## Given instruction
Wherever a line below holds the word "date", copy that line.

## Extracted data
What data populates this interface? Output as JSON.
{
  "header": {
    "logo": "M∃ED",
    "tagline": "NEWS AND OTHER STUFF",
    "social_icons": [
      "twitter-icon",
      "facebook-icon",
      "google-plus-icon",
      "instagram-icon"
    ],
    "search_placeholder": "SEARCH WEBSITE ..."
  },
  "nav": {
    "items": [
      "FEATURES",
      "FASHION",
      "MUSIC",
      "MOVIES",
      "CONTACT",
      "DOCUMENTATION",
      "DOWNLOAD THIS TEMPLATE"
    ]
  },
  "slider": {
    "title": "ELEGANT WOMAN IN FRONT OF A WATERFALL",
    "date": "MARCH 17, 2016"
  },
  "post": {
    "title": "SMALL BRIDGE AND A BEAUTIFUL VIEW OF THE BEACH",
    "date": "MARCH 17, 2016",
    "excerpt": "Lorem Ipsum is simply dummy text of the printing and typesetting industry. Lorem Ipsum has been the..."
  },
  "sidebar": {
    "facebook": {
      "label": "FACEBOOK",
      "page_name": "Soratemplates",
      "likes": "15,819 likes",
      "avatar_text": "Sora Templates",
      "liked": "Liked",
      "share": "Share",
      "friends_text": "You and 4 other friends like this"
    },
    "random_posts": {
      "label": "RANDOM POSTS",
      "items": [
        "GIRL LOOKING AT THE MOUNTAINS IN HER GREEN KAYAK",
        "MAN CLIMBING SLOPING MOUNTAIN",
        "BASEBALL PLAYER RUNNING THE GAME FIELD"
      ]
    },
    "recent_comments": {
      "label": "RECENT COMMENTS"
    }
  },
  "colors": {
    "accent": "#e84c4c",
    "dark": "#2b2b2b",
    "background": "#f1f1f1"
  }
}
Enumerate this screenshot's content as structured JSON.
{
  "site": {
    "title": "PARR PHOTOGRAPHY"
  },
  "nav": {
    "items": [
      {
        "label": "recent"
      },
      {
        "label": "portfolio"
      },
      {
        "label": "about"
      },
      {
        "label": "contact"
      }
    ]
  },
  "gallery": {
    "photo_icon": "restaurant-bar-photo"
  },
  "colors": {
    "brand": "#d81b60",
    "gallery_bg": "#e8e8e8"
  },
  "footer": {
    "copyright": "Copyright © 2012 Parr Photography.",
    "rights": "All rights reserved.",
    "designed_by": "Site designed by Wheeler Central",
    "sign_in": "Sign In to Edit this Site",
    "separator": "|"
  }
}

## Output for this task
    "date": "MARCH 17, 2016"
    "date": "MARCH 17, 2016",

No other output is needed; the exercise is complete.